━━━━━ MATERIALS PROVIDED

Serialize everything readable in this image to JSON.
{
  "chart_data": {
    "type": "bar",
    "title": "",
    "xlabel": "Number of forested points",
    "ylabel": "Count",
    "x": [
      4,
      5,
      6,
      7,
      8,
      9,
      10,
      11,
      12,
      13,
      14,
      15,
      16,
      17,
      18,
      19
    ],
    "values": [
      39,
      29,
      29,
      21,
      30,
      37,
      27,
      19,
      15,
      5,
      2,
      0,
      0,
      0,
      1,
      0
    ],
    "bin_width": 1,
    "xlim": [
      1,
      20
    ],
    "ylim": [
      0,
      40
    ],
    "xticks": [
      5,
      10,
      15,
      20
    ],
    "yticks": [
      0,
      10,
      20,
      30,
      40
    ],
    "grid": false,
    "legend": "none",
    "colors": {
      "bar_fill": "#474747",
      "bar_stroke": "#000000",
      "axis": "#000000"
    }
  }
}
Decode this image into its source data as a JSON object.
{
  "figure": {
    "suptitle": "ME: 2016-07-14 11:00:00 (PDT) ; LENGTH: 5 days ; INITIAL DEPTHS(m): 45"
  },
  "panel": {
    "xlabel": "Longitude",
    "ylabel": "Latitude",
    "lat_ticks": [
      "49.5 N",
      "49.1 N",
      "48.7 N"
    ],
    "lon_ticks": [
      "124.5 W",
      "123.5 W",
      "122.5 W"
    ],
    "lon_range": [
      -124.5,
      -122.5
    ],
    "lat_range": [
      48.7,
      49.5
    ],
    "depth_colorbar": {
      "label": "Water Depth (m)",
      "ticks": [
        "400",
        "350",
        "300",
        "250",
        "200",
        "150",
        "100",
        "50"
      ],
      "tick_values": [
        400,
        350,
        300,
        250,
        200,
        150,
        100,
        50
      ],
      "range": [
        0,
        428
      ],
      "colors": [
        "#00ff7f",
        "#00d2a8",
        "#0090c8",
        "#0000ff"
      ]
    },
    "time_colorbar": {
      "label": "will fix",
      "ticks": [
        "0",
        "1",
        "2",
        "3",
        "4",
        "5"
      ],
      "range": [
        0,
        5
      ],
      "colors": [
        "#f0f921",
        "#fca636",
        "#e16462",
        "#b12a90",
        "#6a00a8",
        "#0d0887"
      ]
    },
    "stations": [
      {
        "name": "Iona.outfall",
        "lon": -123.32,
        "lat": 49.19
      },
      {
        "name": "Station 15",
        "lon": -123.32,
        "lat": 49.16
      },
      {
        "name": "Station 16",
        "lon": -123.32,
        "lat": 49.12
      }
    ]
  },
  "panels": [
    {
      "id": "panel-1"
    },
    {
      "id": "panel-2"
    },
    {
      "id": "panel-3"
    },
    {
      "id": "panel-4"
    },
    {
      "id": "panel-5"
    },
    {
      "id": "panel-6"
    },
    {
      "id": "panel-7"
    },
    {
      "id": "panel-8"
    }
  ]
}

━━━━━━━━━━

Which lines of the data include "image"? Copy each of them.

Serialize everything readable in this image to JSON.
Decode this image into its source data as a JSON object.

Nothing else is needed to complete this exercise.